Written task: Collect each line of the entries that holds the string "Итог".

Records provided:

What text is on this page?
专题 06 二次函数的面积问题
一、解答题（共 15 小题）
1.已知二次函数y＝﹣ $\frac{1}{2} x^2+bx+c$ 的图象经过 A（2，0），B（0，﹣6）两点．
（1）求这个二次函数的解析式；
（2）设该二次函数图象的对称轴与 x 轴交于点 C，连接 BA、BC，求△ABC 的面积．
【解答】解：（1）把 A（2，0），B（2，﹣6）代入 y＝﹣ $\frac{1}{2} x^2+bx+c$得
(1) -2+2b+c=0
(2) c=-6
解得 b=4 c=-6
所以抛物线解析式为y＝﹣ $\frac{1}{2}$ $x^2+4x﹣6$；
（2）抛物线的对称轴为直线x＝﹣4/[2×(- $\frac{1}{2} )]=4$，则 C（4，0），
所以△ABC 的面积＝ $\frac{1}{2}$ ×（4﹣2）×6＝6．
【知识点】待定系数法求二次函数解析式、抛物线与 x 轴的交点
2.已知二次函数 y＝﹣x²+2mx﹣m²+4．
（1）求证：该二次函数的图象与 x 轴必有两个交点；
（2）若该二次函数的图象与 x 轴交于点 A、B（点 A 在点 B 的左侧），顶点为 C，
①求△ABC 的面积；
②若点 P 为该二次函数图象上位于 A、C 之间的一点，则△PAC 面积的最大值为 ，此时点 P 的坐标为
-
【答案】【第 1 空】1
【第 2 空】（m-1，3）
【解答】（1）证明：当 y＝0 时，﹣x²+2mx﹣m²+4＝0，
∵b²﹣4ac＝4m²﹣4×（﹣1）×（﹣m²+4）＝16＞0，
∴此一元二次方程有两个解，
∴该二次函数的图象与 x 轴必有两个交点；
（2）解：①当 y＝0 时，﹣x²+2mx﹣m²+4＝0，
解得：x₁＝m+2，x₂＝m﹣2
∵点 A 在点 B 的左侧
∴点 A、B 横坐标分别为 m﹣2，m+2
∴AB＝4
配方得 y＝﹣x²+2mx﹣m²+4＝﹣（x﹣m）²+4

...

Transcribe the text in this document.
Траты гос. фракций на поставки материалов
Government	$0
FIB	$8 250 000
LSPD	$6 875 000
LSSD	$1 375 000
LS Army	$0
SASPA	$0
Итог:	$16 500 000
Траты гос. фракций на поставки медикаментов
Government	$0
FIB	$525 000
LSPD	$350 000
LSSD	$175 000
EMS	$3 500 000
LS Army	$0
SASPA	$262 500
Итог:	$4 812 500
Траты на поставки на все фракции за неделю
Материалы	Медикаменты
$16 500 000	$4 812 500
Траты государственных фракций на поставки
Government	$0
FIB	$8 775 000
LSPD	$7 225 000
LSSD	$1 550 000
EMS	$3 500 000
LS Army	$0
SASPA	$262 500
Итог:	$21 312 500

Answer for this exercise:
Итог:	$16 500 000
Итог:	$4 812 500
Итог:	$21 312 500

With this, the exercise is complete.